[Records for the task]:
+===+

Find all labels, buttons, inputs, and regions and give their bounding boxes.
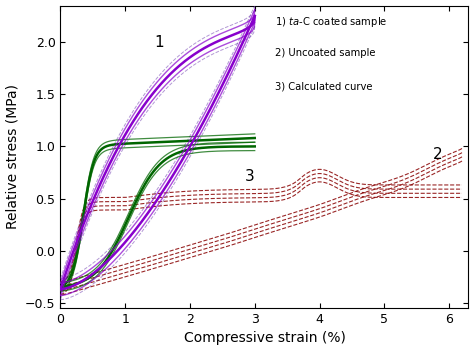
Y-axis label: Relative stress (MPa): Relative stress (MPa) bbox=[6, 84, 19, 229]
Text: 2: 2 bbox=[433, 147, 442, 162]
Text: 1) $\it{ta}$-C coated sample: 1) $\it{ta}$-C coated sample bbox=[274, 15, 387, 29]
X-axis label: Compressive strain (%): Compressive strain (%) bbox=[183, 331, 346, 345]
Text: 3: 3 bbox=[245, 169, 255, 184]
Text: 1: 1 bbox=[155, 35, 164, 50]
Text: 3) Calculated curve: 3) Calculated curve bbox=[274, 81, 372, 91]
Text: 2) Uncoated sample: 2) Uncoated sample bbox=[274, 48, 375, 58]
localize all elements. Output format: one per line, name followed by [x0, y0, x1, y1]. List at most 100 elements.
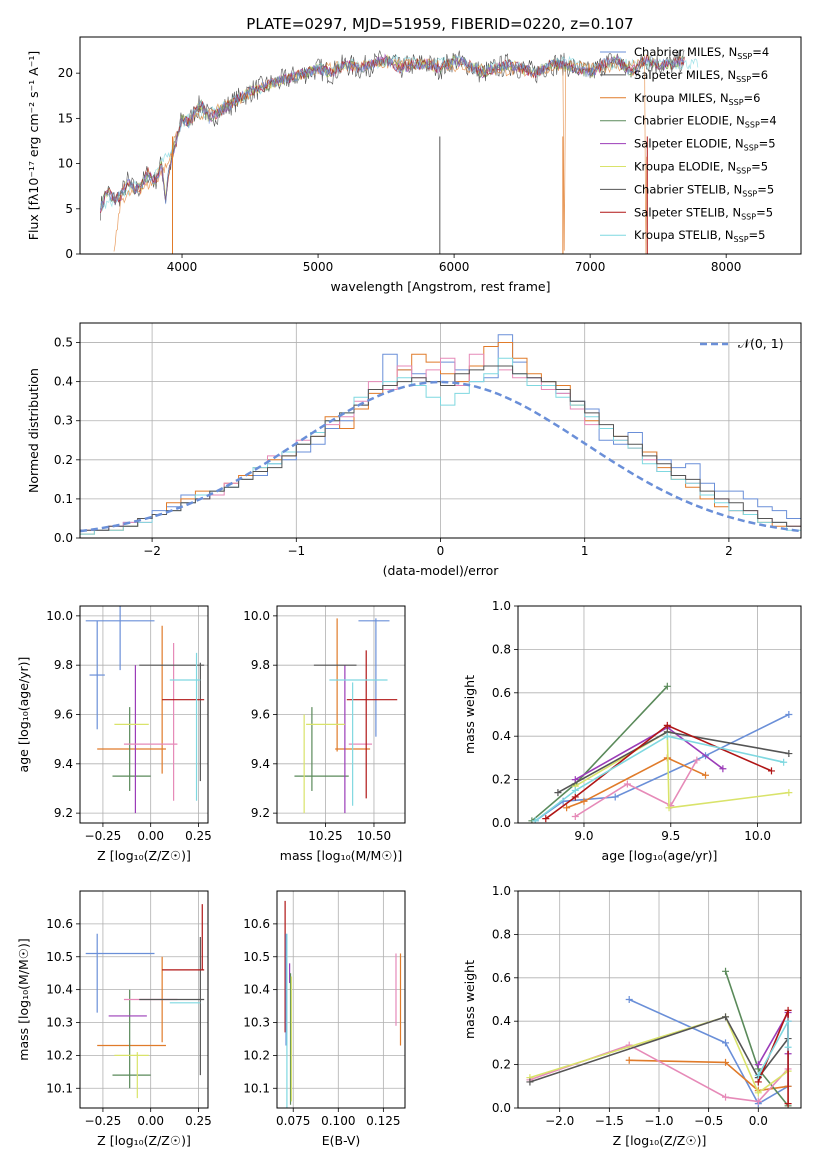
y-tick-label: 1.0 [492, 599, 511, 613]
plot-area-mass-vs-Z [85, 904, 205, 1099]
legend-label-sub: SSP [737, 52, 752, 61]
y-axis-label: mass weight [462, 960, 477, 1039]
data-point-marker [531, 817, 539, 823]
plot-area-age-vs-mass [294, 618, 398, 814]
data-point-marker [722, 1013, 730, 1021]
y-axis-label: Normed distribution [26, 368, 41, 493]
histogram-gray [80, 365, 801, 531]
y-tick-label: 0.0 [492, 1101, 511, 1115]
data-point-marker [526, 1078, 534, 1086]
legend-label: Kroupa MILES, NSSP=6 [634, 91, 760, 107]
data-point-marker [754, 1061, 762, 1069]
y-tick-label: 0.3 [54, 414, 73, 428]
x-tick-label: 0.0 [749, 1114, 768, 1128]
x-tick-label: 0.125 [366, 1114, 400, 1128]
x-tick-label: −1.0 [644, 1114, 673, 1128]
y-tick-label: 10.0 [243, 609, 270, 623]
y-tick-label: 10.3 [243, 1016, 270, 1030]
axes-frame [79, 890, 209, 1109]
data-point-marker [784, 1100, 792, 1108]
panel-weight-vs-Z: −2.0 −1.5 −1.0 −0.5 0.0 0.0 0.2 0.4 0.6 0.8 1.0 Z [… [462, 884, 802, 1148]
data-point-marker [663, 682, 671, 690]
x-tick-label: 10.0 [744, 829, 771, 843]
legend-label: Salpeter STELIB, NSSP=5 [634, 205, 773, 221]
data-point-marker [785, 750, 793, 758]
y-tick-label: 15 [58, 111, 73, 125]
x-tick-label: −1 [287, 544, 305, 558]
data-point-marker [571, 793, 579, 801]
y-tick-label: 10.5 [243, 950, 270, 964]
y-tick-label: 0.1 [54, 492, 73, 506]
data-point-marker [784, 1017, 792, 1025]
x-tick-label: −0.25 [85, 829, 122, 843]
panel-spectrum: 4000 5000 6000 7000 8000 0 5 10 15 20 wavelength [… [26, 36, 802, 294]
x-tick-label: −2 [143, 544, 161, 558]
x-axis-label: E(B-V) [322, 1133, 361, 1148]
legend-label: Chabrier MILES, NSSP=4 [634, 45, 769, 61]
legend-label-tail: =5 [759, 137, 776, 151]
legend-label-text: Chabrier ELODIE, N [634, 114, 745, 128]
x-tick-label: 0.00 [137, 829, 164, 843]
legend-label: Kroupa ELODIE, NSSP=5 [634, 160, 768, 176]
x-tick-label: 2 [725, 544, 733, 558]
data-point-marker [625, 1056, 633, 1064]
y-tick-label: 9.8 [251, 658, 270, 672]
y-tick-label: 5 [65, 202, 73, 216]
y-tick-label: 10.5 [46, 950, 73, 964]
axes-frame [517, 605, 802, 824]
legend-label: Salpeter ELODIE, NSSP=5 [634, 137, 776, 153]
y-tick-label: 0.2 [54, 453, 73, 467]
y-tick-label: 1.0 [492, 884, 511, 898]
y-tick-label: 0 [65, 247, 73, 261]
legend-label-sub: SSP [736, 167, 751, 176]
y-tick-label: 0.2 [492, 773, 511, 787]
y-tick-label: 9.2 [54, 806, 73, 820]
x-tick-label: −0.5 [694, 1114, 723, 1128]
legend-label-sub: SSP [734, 235, 749, 244]
y-axis-label: mass [log₁₀(M/M☉)] [16, 938, 31, 1060]
legend-label-text: Chabrier STELIB, N [634, 182, 742, 196]
y-tick-label: 10.6 [243, 917, 270, 931]
data-point-marker [784, 1043, 792, 1051]
y-tick-label: 10.3 [46, 1016, 73, 1030]
legend-label: Chabrier ELODIE, NSSP=4 [634, 114, 777, 130]
y-tick-label: 10.2 [46, 1048, 73, 1062]
y-tick-label: 0.4 [492, 1014, 511, 1028]
x-axis-label: age [log₁₀(age/yr)] [602, 848, 718, 863]
legend-label-text: Kroupa ELODIE, N [634, 160, 736, 174]
figure-title: PLATE=0297, MJD=51959, FIBERID=0220, z=0… [246, 15, 633, 33]
y-axis-label: Flux [fλ10⁻¹⁷ erg cm⁻² s⁻¹ A⁻¹] [26, 51, 41, 240]
x-tick-label: −2.0 [545, 1114, 574, 1128]
data-point-marker [754, 1078, 762, 1086]
axes-frame [79, 36, 802, 255]
spectrum-line-red [100, 54, 685, 214]
panel-residuals: −2 −1 0 1 2 0.0 0.1 0.2 0.3 0.4 0.5 (data-model)/er… [26, 322, 802, 578]
y-tick-label: 0.5 [54, 336, 73, 350]
y-tick-label: 10.2 [243, 1048, 270, 1062]
plot-area-weight-vs-age [528, 682, 793, 823]
data-point-marker [693, 756, 701, 764]
y-tick-label: 10.4 [46, 983, 73, 997]
y-tick-label: 10.0 [46, 609, 73, 623]
data-point-marker [571, 812, 579, 820]
legend-label: Salpeter MILES, NSSP=6 [634, 68, 768, 84]
x-tick-label: −0.25 [85, 1114, 122, 1128]
data-point-marker [542, 815, 550, 823]
legend-label-text: Chabrier MILES, N [634, 45, 737, 59]
x-tick-label: 9.5 [661, 829, 680, 843]
panel-age-vs-mass: 10.25 10.50 9.2 9.4 9.6 9.8 10.0 mass [log₁₀(M/… [243, 605, 406, 863]
y-tick-label: 0.4 [492, 729, 511, 743]
spectrum-line-purple [100, 53, 685, 213]
data-point-marker [767, 767, 775, 775]
data-point-marker [625, 996, 633, 1003]
y-tick-label: 9.6 [251, 708, 270, 722]
data-point-marker [785, 789, 793, 797]
legend-label-tail: =5 [749, 228, 766, 242]
panel-weight-vs-age: 9.0 9.5 10.0 0.0 0.2 0.4 0.6 0.8 1.0 age [log₁₀(a… [462, 599, 802, 863]
x-axis-label: wavelength [Angstrom, rest frame] [330, 279, 550, 294]
x-tick-label: 10.25 [308, 829, 342, 843]
data-point-marker [663, 721, 671, 729]
x-axis-label: Z [log₁₀(Z/Z☉)] [97, 848, 191, 863]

+===+

Retype every row above line for line with no changes, leaving out the pictures.

[Answer in full]:
Find all labels, buttons, inputs, and regions and give their bounding boxes.
Y-axis label: Relative stress (MPa): Relative stress (MPa) bbox=[6, 84, 19, 229]
Text: 2: 2 bbox=[433, 147, 442, 162]
Text: 1) $\it{ta}$-C coated sample: 1) $\it{ta}$-C coated sample bbox=[274, 15, 387, 29]
X-axis label: Compressive strain (%): Compressive strain (%) bbox=[183, 331, 346, 345]
Text: 3: 3 bbox=[245, 169, 255, 184]
Text: 1: 1 bbox=[155, 35, 164, 50]
Text: 3) Calculated curve: 3) Calculated curve bbox=[274, 81, 372, 91]
Text: 2) Uncoated sample: 2) Uncoated sample bbox=[274, 48, 375, 58]
localize all elements. Output format: one per line, name followed by [x0, y0, x1, y1]. List at most 100 elements.
y-tick-label: 1.0 [492, 599, 511, 613]
plot-area-mass-vs-Z [85, 904, 205, 1099]
legend-label-sub: SSP [737, 52, 752, 61]
y-axis-label: mass weight [462, 960, 477, 1039]
data-point-marker [531, 817, 539, 823]
plot-area-age-vs-mass [294, 618, 398, 814]
data-point-marker [722, 1013, 730, 1021]
y-axis-label: Normed distribution [26, 368, 41, 493]
histogram-gray [80, 365, 801, 531]
y-tick-label: 0.0 [492, 1101, 511, 1115]
data-point-marker [526, 1078, 534, 1086]
legend-label: Kroupa MILES, NSSP=6 [634, 91, 760, 107]
data-point-marker [754, 1061, 762, 1069]
y-tick-label: 0.3 [54, 414, 73, 428]
x-tick-label: 0.0 [749, 1114, 768, 1128]
x-tick-label: 0.125 [366, 1114, 400, 1128]
x-tick-label: −1.0 [644, 1114, 673, 1128]
y-tick-label: 10.0 [243, 609, 270, 623]
y-tick-label: 10.3 [243, 1016, 270, 1030]
axes-frame [79, 890, 209, 1109]
data-point-marker [784, 1100, 792, 1108]
panel-weight-vs-Z: −2.0 −1.5 −1.0 −0.5 0.0 0.0 0.2 0.4 0.6 0.8 1.0 Z [… [462, 884, 802, 1148]
data-point-marker [663, 682, 671, 690]
x-tick-label: 10.0 [744, 829, 771, 843]
legend-label: Salpeter STELIB, NSSP=5 [634, 205, 773, 221]
data-point-marker [785, 750, 793, 758]
y-tick-label: 15 [58, 111, 73, 125]
x-tick-label: −1 [287, 544, 305, 558]
data-point-marker [571, 793, 579, 801]
y-tick-label: 10.5 [243, 950, 270, 964]
y-tick-label: 0.1 [54, 492, 73, 506]
data-point-marker [784, 1017, 792, 1025]
x-tick-label: −0.25 [85, 829, 122, 843]
panel-spectrum: 4000 5000 6000 7000 8000 0 5 10 15 20 wavelength [… [26, 36, 802, 294]
x-tick-label: −2 [143, 544, 161, 558]
x-axis-label: E(B-V) [322, 1133, 361, 1148]
legend-label: Chabrier MILES, NSSP=4 [634, 45, 769, 61]
legend-label-tail: =5 [759, 137, 776, 151]
legend-label-text: Chabrier ELODIE, N [634, 114, 745, 128]
x-tick-label: 0.00 [137, 829, 164, 843]
legend-label: Kroupa ELODIE, NSSP=5 [634, 160, 768, 176]
x-tick-label: 2 [725, 544, 733, 558]
data-point-marker [625, 1056, 633, 1064]
y-tick-label: 9.8 [251, 658, 270, 672]
y-tick-label: 5 [65, 202, 73, 216]
y-tick-label: 10.5 [46, 950, 73, 964]
axes-frame [517, 605, 802, 824]
legend-label: Salpeter ELODIE, NSSP=5 [634, 137, 776, 153]
y-tick-label: 0.2 [54, 453, 73, 467]
y-tick-label: 1.0 [492, 884, 511, 898]
y-tick-label: 0 [65, 247, 73, 261]
legend-label-sub: SSP [736, 167, 751, 176]
y-tick-label: 0.2 [492, 773, 511, 787]
y-tick-label: 9.2 [54, 806, 73, 820]
x-tick-label: −0.5 [694, 1114, 723, 1128]
legend-label-sub: SSP [734, 235, 749, 244]
y-axis-label: mass [log₁₀(M/M☉)] [16, 938, 31, 1060]
legend-label-text: Chabrier STELIB, N [634, 182, 742, 196]
y-tick-label: 10.6 [243, 917, 270, 931]
data-point-marker [784, 1043, 792, 1051]
y-tick-label: 10.3 [46, 1016, 73, 1030]
legend-label: Chabrier ELODIE, NSSP=4 [634, 114, 777, 130]
y-tick-label: 10.2 [46, 1048, 73, 1062]
y-tick-label: 0.4 [492, 1014, 511, 1028]
x-axis-label: age [log₁₀(age/yr)] [602, 848, 718, 863]
legend-label-text: Kroupa ELODIE, N [634, 160, 736, 174]
figure-title: PLATE=0297, MJD=51959, FIBERID=0220, z=0… [246, 15, 633, 33]
y-axis-label: Flux [fλ10⁻¹⁷ erg cm⁻² s⁻¹ A⁻¹] [26, 51, 41, 240]
x-tick-label: −2.0 [545, 1114, 574, 1128]
data-point-marker [754, 1078, 762, 1086]
axes-frame [79, 36, 802, 255]
spectrum-line-red [100, 54, 685, 214]
panel-residuals: −2 −1 0 1 2 0.0 0.1 0.2 0.3 0.4 0.5 (data-model)/er… [26, 322, 802, 578]
y-tick-label: 0.5 [54, 336, 73, 350]
y-tick-label: 10.2 [243, 1048, 270, 1062]
plot-area-weight-vs-age [528, 682, 793, 823]
data-point-marker [693, 756, 701, 764]
y-tick-label: 10.4 [46, 983, 73, 997]
y-tick-label: 10.0 [46, 609, 73, 623]
data-point-marker [571, 812, 579, 820]
legend-label: Salpeter MILES, NSSP=6 [634, 68, 768, 84]
x-tick-label: −0.25 [85, 1114, 122, 1128]
data-point-marker [542, 815, 550, 823]
legend-label-text: Chabrier MILES, N [634, 45, 737, 59]
x-tick-label: 9.5 [661, 829, 680, 843]
panel-age-vs-mass: 10.25 10.50 9.2 9.4 9.6 9.8 10.0 mass [log₁₀(M/… [243, 605, 406, 863]
y-tick-label: 0.4 [492, 729, 511, 743]
spectrum-line-purple [100, 53, 685, 213]
data-point-marker [767, 767, 775, 775]
data-point-marker [625, 996, 633, 1003]
y-tick-label: 9.6 [251, 708, 270, 722]
data-point-marker [785, 789, 793, 797]
legend-label-tail: =5 [749, 228, 766, 242]
panel-weight-vs-age: 9.0 9.5 10.0 0.0 0.2 0.4 0.6 0.8 1.0 age [log₁₀(a… [462, 599, 802, 863]
x-axis-label: wavelength [Angstrom, rest frame] [330, 279, 550, 294]
x-tick-label: 10.25 [308, 829, 342, 843]
data-point-marker [663, 721, 671, 729]
x-axis-label: Z [log₁₀(Z/Z☉)] [97, 848, 191, 863]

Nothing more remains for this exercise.